Records from a dataset:
━━━

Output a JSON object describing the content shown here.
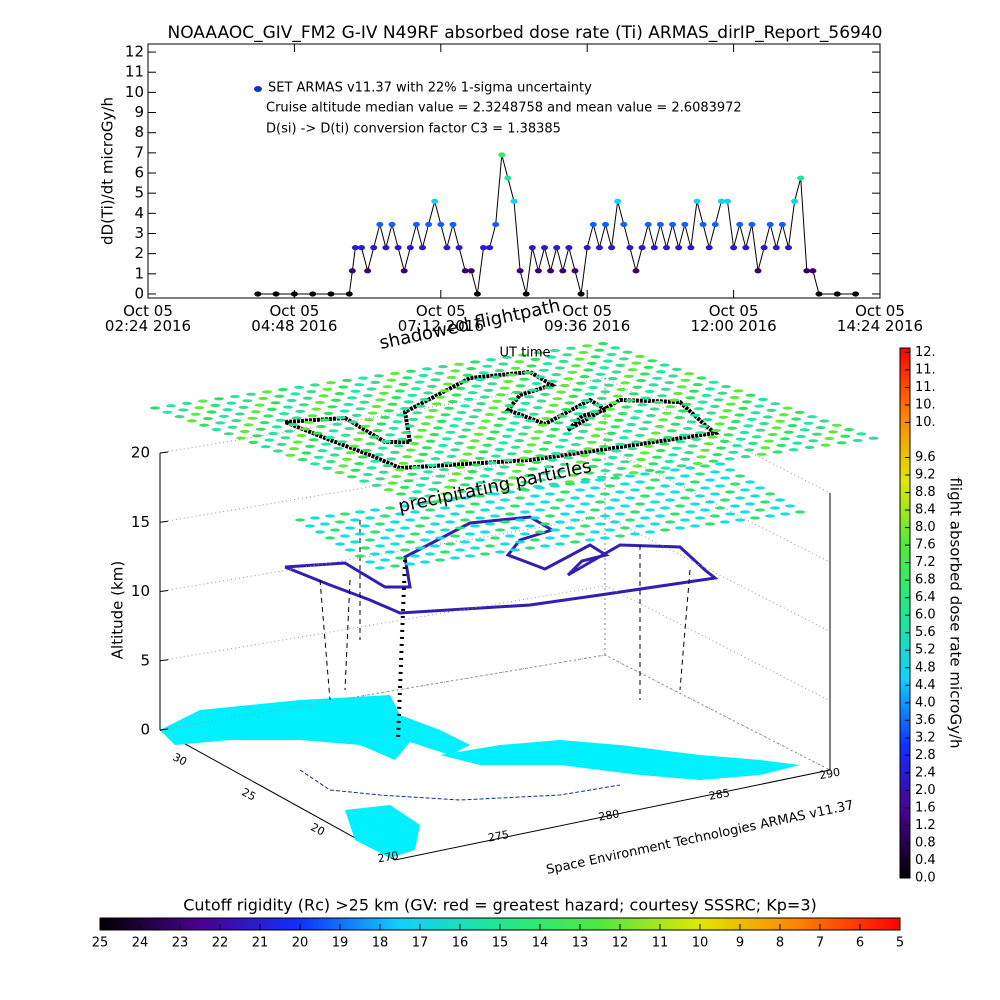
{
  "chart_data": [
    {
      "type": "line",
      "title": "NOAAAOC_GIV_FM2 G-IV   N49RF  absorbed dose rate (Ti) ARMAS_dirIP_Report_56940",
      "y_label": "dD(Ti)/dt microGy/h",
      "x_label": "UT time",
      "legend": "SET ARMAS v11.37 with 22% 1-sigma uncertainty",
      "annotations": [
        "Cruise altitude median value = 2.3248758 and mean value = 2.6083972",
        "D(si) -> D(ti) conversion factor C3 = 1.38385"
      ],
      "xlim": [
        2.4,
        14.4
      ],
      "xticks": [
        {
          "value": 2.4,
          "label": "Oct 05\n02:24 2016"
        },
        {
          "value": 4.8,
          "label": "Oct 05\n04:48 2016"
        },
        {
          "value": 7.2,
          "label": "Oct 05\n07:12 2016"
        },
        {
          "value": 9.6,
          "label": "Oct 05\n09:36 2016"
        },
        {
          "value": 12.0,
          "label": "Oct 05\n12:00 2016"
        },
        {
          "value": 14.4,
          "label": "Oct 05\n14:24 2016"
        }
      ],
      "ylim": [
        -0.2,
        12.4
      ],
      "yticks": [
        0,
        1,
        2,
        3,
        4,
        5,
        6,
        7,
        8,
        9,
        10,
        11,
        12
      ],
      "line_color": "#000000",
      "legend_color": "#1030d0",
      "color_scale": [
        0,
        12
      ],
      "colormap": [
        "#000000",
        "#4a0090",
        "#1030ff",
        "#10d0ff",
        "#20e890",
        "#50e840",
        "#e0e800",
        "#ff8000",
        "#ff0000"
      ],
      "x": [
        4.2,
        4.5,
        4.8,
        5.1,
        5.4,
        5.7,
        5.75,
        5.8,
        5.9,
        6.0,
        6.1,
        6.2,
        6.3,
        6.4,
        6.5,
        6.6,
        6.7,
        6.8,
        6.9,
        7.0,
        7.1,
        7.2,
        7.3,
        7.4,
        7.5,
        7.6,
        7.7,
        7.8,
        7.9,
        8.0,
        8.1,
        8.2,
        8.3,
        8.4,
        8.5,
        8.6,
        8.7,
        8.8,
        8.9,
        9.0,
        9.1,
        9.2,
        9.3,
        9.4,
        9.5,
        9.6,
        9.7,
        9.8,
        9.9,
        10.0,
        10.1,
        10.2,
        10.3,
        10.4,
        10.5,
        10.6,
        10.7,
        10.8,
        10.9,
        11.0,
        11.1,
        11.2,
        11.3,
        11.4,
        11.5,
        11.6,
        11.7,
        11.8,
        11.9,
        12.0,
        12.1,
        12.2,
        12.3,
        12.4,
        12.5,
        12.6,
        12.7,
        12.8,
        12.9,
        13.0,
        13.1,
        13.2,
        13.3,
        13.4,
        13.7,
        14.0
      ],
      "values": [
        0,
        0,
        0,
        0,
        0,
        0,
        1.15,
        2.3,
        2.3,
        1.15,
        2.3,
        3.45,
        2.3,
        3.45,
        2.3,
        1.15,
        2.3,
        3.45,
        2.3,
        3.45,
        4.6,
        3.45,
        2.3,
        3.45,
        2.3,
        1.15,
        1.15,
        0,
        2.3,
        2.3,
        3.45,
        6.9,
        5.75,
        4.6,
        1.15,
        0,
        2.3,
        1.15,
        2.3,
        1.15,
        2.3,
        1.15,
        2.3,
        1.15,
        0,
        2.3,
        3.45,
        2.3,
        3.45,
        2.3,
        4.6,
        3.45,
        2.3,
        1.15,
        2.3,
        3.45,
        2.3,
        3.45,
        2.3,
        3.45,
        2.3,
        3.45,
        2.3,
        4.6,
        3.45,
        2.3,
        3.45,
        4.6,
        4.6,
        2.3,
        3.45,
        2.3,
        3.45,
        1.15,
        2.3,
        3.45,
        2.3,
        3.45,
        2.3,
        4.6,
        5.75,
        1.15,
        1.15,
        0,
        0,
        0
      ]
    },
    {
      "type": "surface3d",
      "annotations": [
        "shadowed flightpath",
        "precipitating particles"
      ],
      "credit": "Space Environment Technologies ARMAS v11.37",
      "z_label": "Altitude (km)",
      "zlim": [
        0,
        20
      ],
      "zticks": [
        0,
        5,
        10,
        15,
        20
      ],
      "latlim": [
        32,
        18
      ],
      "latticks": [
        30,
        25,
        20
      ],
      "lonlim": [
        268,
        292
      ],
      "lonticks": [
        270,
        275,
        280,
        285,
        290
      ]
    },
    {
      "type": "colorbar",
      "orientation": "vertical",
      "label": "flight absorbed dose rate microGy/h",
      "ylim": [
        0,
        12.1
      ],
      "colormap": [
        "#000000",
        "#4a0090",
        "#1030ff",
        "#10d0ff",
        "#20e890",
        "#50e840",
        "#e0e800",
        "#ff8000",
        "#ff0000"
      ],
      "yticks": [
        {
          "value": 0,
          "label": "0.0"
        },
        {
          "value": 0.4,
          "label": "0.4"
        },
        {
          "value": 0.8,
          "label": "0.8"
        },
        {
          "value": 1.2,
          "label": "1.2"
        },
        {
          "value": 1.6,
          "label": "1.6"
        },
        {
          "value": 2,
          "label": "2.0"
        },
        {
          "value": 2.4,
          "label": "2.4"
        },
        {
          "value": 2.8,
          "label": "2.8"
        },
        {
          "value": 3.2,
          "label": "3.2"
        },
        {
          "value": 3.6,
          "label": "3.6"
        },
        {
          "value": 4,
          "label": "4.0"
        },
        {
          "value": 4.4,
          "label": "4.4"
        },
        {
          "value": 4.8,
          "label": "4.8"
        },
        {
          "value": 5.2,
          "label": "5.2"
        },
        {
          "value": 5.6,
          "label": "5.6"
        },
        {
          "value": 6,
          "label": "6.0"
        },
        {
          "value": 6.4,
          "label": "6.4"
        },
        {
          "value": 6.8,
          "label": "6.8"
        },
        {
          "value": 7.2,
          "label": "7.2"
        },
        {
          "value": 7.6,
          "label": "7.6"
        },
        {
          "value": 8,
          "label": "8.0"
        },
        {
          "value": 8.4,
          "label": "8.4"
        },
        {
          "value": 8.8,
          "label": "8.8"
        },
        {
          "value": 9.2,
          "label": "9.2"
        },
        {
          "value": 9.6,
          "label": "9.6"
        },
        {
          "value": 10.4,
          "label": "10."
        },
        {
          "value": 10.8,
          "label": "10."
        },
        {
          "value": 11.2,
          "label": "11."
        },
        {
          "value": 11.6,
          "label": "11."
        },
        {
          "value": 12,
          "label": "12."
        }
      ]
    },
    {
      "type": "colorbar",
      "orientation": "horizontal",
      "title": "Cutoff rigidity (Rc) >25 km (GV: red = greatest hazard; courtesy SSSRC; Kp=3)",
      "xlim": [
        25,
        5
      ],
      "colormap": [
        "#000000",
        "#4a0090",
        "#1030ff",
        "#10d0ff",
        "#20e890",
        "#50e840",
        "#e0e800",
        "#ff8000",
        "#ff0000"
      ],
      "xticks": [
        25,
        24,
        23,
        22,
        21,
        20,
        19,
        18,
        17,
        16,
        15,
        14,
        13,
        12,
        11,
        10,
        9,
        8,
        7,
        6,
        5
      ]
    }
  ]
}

━━━

• [What is needed]:
Your task is to gather every line with the word "type" and copy it.

• [Reply to the exercise]:
      "type": "line",
      "type": "surface3d",
      "type": "colorbar",
      "type": "colorbar",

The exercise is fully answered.